== Brief ==
Write out the listing below in full and exactly, leaving out every picture.

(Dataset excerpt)

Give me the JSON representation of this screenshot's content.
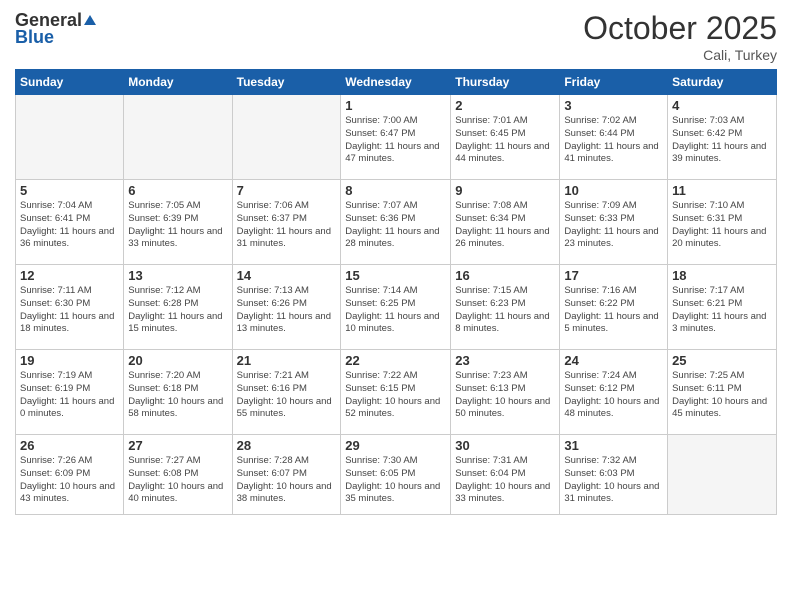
{
  "header": {
    "logo_general": "General",
    "logo_blue": "Blue",
    "month_title": "October 2025",
    "location": "Cali, Turkey"
  },
  "days_of_week": [
    "Sunday",
    "Monday",
    "Tuesday",
    "Wednesday",
    "Thursday",
    "Friday",
    "Saturday"
  ],
  "weeks": [
    [
      {
        "day": "",
        "empty": true
      },
      {
        "day": "",
        "empty": true
      },
      {
        "day": "",
        "empty": true
      },
      {
        "day": "1",
        "sunrise": "7:00 AM",
        "sunset": "6:47 PM",
        "daylight": "11 hours and 47 minutes."
      },
      {
        "day": "2",
        "sunrise": "7:01 AM",
        "sunset": "6:45 PM",
        "daylight": "11 hours and 44 minutes."
      },
      {
        "day": "3",
        "sunrise": "7:02 AM",
        "sunset": "6:44 PM",
        "daylight": "11 hours and 41 minutes."
      },
      {
        "day": "4",
        "sunrise": "7:03 AM",
        "sunset": "6:42 PM",
        "daylight": "11 hours and 39 minutes."
      }
    ],
    [
      {
        "day": "5",
        "sunrise": "7:04 AM",
        "sunset": "6:41 PM",
        "daylight": "11 hours and 36 minutes."
      },
      {
        "day": "6",
        "sunrise": "7:05 AM",
        "sunset": "6:39 PM",
        "daylight": "11 hours and 33 minutes."
      },
      {
        "day": "7",
        "sunrise": "7:06 AM",
        "sunset": "6:37 PM",
        "daylight": "11 hours and 31 minutes."
      },
      {
        "day": "8",
        "sunrise": "7:07 AM",
        "sunset": "6:36 PM",
        "daylight": "11 hours and 28 minutes."
      },
      {
        "day": "9",
        "sunrise": "7:08 AM",
        "sunset": "6:34 PM",
        "daylight": "11 hours and 26 minutes."
      },
      {
        "day": "10",
        "sunrise": "7:09 AM",
        "sunset": "6:33 PM",
        "daylight": "11 hours and 23 minutes."
      },
      {
        "day": "11",
        "sunrise": "7:10 AM",
        "sunset": "6:31 PM",
        "daylight": "11 hours and 20 minutes."
      }
    ],
    [
      {
        "day": "12",
        "sunrise": "7:11 AM",
        "sunset": "6:30 PM",
        "daylight": "11 hours and 18 minutes."
      },
      {
        "day": "13",
        "sunrise": "7:12 AM",
        "sunset": "6:28 PM",
        "daylight": "11 hours and 15 minutes."
      },
      {
        "day": "14",
        "sunrise": "7:13 AM",
        "sunset": "6:26 PM",
        "daylight": "11 hours and 13 minutes."
      },
      {
        "day": "15",
        "sunrise": "7:14 AM",
        "sunset": "6:25 PM",
        "daylight": "11 hours and 10 minutes."
      },
      {
        "day": "16",
        "sunrise": "7:15 AM",
        "sunset": "6:23 PM",
        "daylight": "11 hours and 8 minutes."
      },
      {
        "day": "17",
        "sunrise": "7:16 AM",
        "sunset": "6:22 PM",
        "daylight": "11 hours and 5 minutes."
      },
      {
        "day": "18",
        "sunrise": "7:17 AM",
        "sunset": "6:21 PM",
        "daylight": "11 hours and 3 minutes."
      }
    ],
    [
      {
        "day": "19",
        "sunrise": "7:19 AM",
        "sunset": "6:19 PM",
        "daylight": "11 hours and 0 minutes."
      },
      {
        "day": "20",
        "sunrise": "7:20 AM",
        "sunset": "6:18 PM",
        "daylight": "10 hours and 58 minutes."
      },
      {
        "day": "21",
        "sunrise": "7:21 AM",
        "sunset": "6:16 PM",
        "daylight": "10 hours and 55 minutes."
      },
      {
        "day": "22",
        "sunrise": "7:22 AM",
        "sunset": "6:15 PM",
        "daylight": "10 hours and 52 minutes."
      },
      {
        "day": "23",
        "sunrise": "7:23 AM",
        "sunset": "6:13 PM",
        "daylight": "10 hours and 50 minutes."
      },
      {
        "day": "24",
        "sunrise": "7:24 AM",
        "sunset": "6:12 PM",
        "daylight": "10 hours and 48 minutes."
      },
      {
        "day": "25",
        "sunrise": "7:25 AM",
        "sunset": "6:11 PM",
        "daylight": "10 hours and 45 minutes."
      }
    ],
    [
      {
        "day": "26",
        "sunrise": "7:26 AM",
        "sunset": "6:09 PM",
        "daylight": "10 hours and 43 minutes."
      },
      {
        "day": "27",
        "sunrise": "7:27 AM",
        "sunset": "6:08 PM",
        "daylight": "10 hours and 40 minutes."
      },
      {
        "day": "28",
        "sunrise": "7:28 AM",
        "sunset": "6:07 PM",
        "daylight": "10 hours and 38 minutes."
      },
      {
        "day": "29",
        "sunrise": "7:30 AM",
        "sunset": "6:05 PM",
        "daylight": "10 hours and 35 minutes."
      },
      {
        "day": "30",
        "sunrise": "7:31 AM",
        "sunset": "6:04 PM",
        "daylight": "10 hours and 33 minutes."
      },
      {
        "day": "31",
        "sunrise": "7:32 AM",
        "sunset": "6:03 PM",
        "daylight": "10 hours and 31 minutes."
      },
      {
        "day": "",
        "empty": true
      }
    ]
  ]
}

== Answer to this task ==
Give me the JSON representation of this screenshot's content.
{
  "header": {
    "logo_general": "General",
    "logo_blue": "Blue",
    "month_title": "October 2025",
    "location": "Cali, Turkey"
  },
  "days_of_week": [
    "Sunday",
    "Monday",
    "Tuesday",
    "Wednesday",
    "Thursday",
    "Friday",
    "Saturday"
  ],
  "weeks": [
    [
      {
        "day": "",
        "empty": true
      },
      {
        "day": "",
        "empty": true
      },
      {
        "day": "",
        "empty": true
      },
      {
        "day": "1",
        "sunrise": "7:00 AM",
        "sunset": "6:47 PM",
        "daylight": "11 hours and 47 minutes."
      },
      {
        "day": "2",
        "sunrise": "7:01 AM",
        "sunset": "6:45 PM",
        "daylight": "11 hours and 44 minutes."
      },
      {
        "day": "3",
        "sunrise": "7:02 AM",
        "sunset": "6:44 PM",
        "daylight": "11 hours and 41 minutes."
      },
      {
        "day": "4",
        "sunrise": "7:03 AM",
        "sunset": "6:42 PM",
        "daylight": "11 hours and 39 minutes."
      }
    ],
    [
      {
        "day": "5",
        "sunrise": "7:04 AM",
        "sunset": "6:41 PM",
        "daylight": "11 hours and 36 minutes."
      },
      {
        "day": "6",
        "sunrise": "7:05 AM",
        "sunset": "6:39 PM",
        "daylight": "11 hours and 33 minutes."
      },
      {
        "day": "7",
        "sunrise": "7:06 AM",
        "sunset": "6:37 PM",
        "daylight": "11 hours and 31 minutes."
      },
      {
        "day": "8",
        "sunrise": "7:07 AM",
        "sunset": "6:36 PM",
        "daylight": "11 hours and 28 minutes."
      },
      {
        "day": "9",
        "sunrise": "7:08 AM",
        "sunset": "6:34 PM",
        "daylight": "11 hours and 26 minutes."
      },
      {
        "day": "10",
        "sunrise": "7:09 AM",
        "sunset": "6:33 PM",
        "daylight": "11 hours and 23 minutes."
      },
      {
        "day": "11",
        "sunrise": "7:10 AM",
        "sunset": "6:31 PM",
        "daylight": "11 hours and 20 minutes."
      }
    ],
    [
      {
        "day": "12",
        "sunrise": "7:11 AM",
        "sunset": "6:30 PM",
        "daylight": "11 hours and 18 minutes."
      },
      {
        "day": "13",
        "sunrise": "7:12 AM",
        "sunset": "6:28 PM",
        "daylight": "11 hours and 15 minutes."
      },
      {
        "day": "14",
        "sunrise": "7:13 AM",
        "sunset": "6:26 PM",
        "daylight": "11 hours and 13 minutes."
      },
      {
        "day": "15",
        "sunrise": "7:14 AM",
        "sunset": "6:25 PM",
        "daylight": "11 hours and 10 minutes."
      },
      {
        "day": "16",
        "sunrise": "7:15 AM",
        "sunset": "6:23 PM",
        "daylight": "11 hours and 8 minutes."
      },
      {
        "day": "17",
        "sunrise": "7:16 AM",
        "sunset": "6:22 PM",
        "daylight": "11 hours and 5 minutes."
      },
      {
        "day": "18",
        "sunrise": "7:17 AM",
        "sunset": "6:21 PM",
        "daylight": "11 hours and 3 minutes."
      }
    ],
    [
      {
        "day": "19",
        "sunrise": "7:19 AM",
        "sunset": "6:19 PM",
        "daylight": "11 hours and 0 minutes."
      },
      {
        "day": "20",
        "sunrise": "7:20 AM",
        "sunset": "6:18 PM",
        "daylight": "10 hours and 58 minutes."
      },
      {
        "day": "21",
        "sunrise": "7:21 AM",
        "sunset": "6:16 PM",
        "daylight": "10 hours and 55 minutes."
      },
      {
        "day": "22",
        "sunrise": "7:22 AM",
        "sunset": "6:15 PM",
        "daylight": "10 hours and 52 minutes."
      },
      {
        "day": "23",
        "sunrise": "7:23 AM",
        "sunset": "6:13 PM",
        "daylight": "10 hours and 50 minutes."
      },
      {
        "day": "24",
        "sunrise": "7:24 AM",
        "sunset": "6:12 PM",
        "daylight": "10 hours and 48 minutes."
      },
      {
        "day": "25",
        "sunrise": "7:25 AM",
        "sunset": "6:11 PM",
        "daylight": "10 hours and 45 minutes."
      }
    ],
    [
      {
        "day": "26",
        "sunrise": "7:26 AM",
        "sunset": "6:09 PM",
        "daylight": "10 hours and 43 minutes."
      },
      {
        "day": "27",
        "sunrise": "7:27 AM",
        "sunset": "6:08 PM",
        "daylight": "10 hours and 40 minutes."
      },
      {
        "day": "28",
        "sunrise": "7:28 AM",
        "sunset": "6:07 PM",
        "daylight": "10 hours and 38 minutes."
      },
      {
        "day": "29",
        "sunrise": "7:30 AM",
        "sunset": "6:05 PM",
        "daylight": "10 hours and 35 minutes."
      },
      {
        "day": "30",
        "sunrise": "7:31 AM",
        "sunset": "6:04 PM",
        "daylight": "10 hours and 33 minutes."
      },
      {
        "day": "31",
        "sunrise": "7:32 AM",
        "sunset": "6:03 PM",
        "daylight": "10 hours and 31 minutes."
      },
      {
        "day": "",
        "empty": true
      }
    ]
  ]
}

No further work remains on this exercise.